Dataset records
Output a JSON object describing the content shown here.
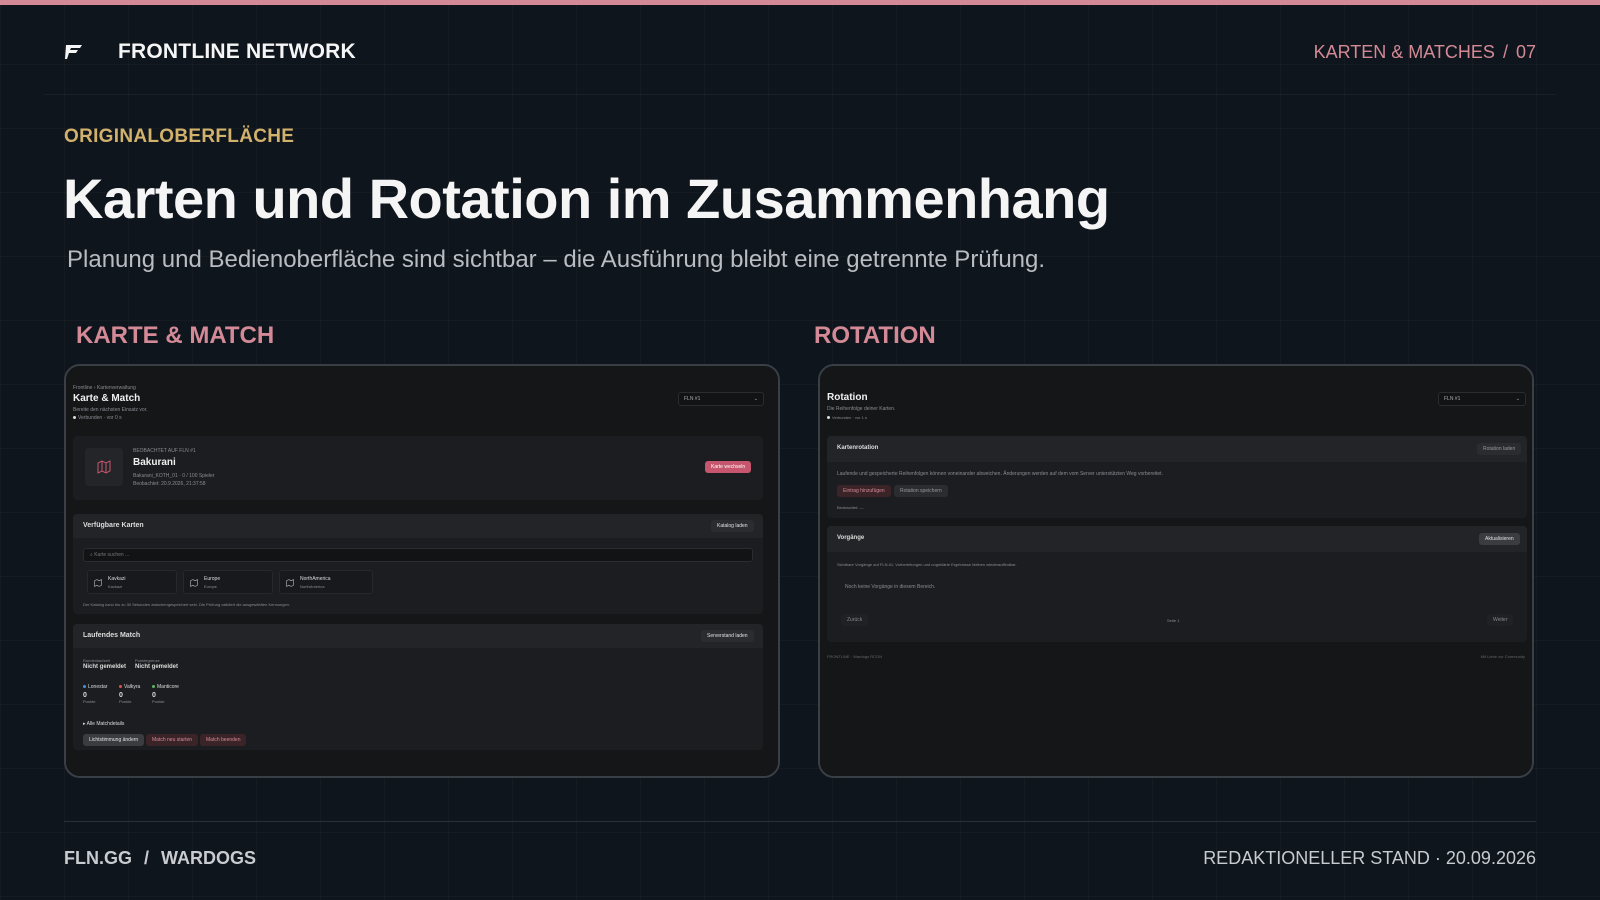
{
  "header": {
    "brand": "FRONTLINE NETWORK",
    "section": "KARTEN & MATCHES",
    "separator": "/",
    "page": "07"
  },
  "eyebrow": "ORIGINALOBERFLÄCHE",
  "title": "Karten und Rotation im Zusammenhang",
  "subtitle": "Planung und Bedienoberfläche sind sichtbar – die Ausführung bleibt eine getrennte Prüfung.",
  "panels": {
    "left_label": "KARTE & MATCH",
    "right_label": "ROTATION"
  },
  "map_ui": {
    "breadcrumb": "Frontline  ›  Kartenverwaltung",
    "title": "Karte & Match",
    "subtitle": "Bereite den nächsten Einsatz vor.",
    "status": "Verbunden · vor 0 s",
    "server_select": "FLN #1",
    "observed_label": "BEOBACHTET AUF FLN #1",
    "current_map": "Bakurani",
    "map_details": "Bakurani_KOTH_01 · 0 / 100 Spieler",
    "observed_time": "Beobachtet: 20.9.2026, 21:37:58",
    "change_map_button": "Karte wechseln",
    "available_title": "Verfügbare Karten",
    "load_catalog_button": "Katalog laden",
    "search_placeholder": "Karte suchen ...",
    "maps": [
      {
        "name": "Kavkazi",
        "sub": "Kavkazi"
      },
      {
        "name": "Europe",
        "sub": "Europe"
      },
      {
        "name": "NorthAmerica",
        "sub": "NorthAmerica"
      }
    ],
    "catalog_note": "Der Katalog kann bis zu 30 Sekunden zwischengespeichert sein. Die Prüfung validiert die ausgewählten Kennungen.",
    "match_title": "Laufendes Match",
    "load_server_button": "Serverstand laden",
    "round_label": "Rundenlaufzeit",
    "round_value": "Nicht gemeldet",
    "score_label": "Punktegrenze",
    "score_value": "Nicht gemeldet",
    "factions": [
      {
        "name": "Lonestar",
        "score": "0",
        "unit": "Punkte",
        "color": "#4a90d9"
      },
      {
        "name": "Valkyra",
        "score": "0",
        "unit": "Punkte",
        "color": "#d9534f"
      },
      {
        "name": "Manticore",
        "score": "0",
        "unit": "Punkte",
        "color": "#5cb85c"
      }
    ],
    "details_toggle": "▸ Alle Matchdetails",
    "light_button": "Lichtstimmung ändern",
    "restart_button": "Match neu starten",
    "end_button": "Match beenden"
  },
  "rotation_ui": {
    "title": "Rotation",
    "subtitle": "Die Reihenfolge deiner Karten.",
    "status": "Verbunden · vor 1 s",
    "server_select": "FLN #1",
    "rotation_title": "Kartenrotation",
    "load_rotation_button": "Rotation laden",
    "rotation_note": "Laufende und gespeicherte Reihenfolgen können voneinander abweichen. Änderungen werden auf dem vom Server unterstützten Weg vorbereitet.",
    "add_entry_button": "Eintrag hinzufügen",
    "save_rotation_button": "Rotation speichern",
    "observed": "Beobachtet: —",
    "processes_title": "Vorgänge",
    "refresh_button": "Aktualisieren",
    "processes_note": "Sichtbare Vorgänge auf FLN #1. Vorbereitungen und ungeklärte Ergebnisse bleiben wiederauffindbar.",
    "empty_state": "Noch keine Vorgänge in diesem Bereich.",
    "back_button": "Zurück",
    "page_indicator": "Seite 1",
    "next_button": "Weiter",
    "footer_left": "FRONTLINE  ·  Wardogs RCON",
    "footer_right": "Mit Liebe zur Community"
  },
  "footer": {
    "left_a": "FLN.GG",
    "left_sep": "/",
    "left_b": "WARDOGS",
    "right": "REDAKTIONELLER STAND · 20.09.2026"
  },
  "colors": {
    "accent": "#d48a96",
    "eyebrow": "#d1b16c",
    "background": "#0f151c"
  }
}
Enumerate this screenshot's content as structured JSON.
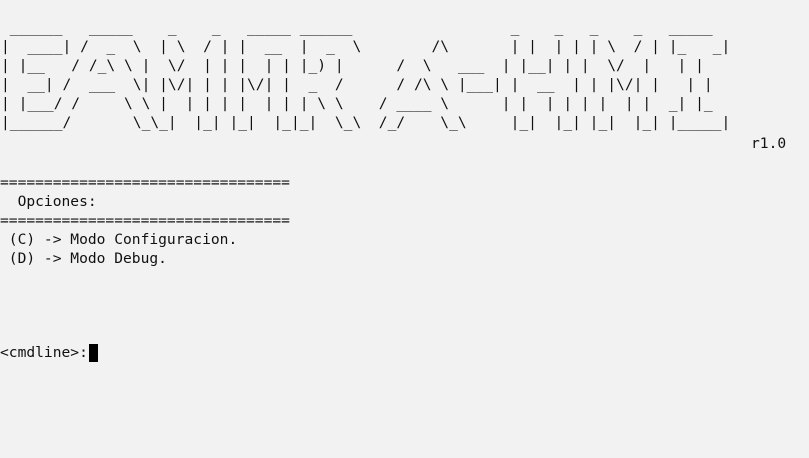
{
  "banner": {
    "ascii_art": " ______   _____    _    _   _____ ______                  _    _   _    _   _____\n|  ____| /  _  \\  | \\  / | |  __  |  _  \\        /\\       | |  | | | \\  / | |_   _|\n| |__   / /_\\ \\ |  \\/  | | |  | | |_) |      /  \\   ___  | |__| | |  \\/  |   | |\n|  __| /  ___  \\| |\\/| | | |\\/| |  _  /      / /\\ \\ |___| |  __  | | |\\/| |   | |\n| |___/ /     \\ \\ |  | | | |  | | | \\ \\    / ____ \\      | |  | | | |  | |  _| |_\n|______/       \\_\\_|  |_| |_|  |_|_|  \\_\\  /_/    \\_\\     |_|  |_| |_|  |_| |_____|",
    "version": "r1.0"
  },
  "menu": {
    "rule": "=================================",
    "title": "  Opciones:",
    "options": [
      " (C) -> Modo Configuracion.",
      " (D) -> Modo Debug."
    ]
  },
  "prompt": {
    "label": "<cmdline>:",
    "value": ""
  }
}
--
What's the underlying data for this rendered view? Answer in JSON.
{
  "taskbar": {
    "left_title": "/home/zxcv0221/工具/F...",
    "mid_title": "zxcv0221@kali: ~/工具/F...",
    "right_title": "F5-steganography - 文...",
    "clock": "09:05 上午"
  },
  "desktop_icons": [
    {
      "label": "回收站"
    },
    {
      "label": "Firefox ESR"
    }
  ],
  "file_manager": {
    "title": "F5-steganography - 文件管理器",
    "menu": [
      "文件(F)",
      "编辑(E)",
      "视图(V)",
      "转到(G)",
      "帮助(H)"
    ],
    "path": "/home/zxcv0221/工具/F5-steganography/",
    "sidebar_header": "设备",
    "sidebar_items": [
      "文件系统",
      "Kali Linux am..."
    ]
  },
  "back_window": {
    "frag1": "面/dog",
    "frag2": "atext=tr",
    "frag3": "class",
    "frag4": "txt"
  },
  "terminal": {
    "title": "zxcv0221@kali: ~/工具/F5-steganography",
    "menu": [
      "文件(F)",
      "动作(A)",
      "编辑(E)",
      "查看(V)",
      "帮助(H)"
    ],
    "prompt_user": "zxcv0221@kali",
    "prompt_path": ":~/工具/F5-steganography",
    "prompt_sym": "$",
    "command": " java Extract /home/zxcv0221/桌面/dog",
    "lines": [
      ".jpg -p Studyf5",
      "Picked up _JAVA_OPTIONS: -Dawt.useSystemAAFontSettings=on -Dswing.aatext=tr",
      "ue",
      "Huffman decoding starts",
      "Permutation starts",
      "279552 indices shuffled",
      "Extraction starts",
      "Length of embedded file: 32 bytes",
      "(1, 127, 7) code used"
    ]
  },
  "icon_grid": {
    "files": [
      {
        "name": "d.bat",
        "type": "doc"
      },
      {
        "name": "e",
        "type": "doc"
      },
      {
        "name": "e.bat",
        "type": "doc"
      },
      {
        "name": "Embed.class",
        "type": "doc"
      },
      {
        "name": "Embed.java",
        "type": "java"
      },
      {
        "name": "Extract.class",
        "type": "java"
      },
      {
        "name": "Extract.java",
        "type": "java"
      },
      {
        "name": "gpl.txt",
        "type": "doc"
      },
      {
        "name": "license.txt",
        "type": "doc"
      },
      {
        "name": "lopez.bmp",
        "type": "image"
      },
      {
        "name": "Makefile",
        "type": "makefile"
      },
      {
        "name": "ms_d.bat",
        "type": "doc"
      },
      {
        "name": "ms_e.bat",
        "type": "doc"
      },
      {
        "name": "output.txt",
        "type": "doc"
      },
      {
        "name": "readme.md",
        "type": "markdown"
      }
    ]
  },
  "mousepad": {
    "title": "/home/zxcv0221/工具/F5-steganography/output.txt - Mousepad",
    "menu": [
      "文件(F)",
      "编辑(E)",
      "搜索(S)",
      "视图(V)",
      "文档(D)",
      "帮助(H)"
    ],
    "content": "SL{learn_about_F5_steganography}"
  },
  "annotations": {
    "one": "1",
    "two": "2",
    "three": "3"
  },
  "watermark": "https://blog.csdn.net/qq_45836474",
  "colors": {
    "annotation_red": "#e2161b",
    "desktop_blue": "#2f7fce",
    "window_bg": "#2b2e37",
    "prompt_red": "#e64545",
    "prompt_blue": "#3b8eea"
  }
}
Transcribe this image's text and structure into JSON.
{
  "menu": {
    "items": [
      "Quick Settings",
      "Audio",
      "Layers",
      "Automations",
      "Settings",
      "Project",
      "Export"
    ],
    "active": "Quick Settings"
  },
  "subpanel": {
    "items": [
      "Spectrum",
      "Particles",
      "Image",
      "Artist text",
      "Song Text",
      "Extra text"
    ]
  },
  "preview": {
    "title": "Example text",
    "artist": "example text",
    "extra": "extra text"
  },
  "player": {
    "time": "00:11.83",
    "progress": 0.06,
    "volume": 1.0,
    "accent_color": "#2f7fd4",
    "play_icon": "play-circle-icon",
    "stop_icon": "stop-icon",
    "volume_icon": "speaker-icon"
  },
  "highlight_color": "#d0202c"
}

__PROBLEM TO WORK ON__
In the material above, show every line where the word "eyebrow" turns up.

__TASK RESULT__
  "eyebrow": "ORIGINALOBERFLÄCHE",
    "eyebrow": "#d1b16c",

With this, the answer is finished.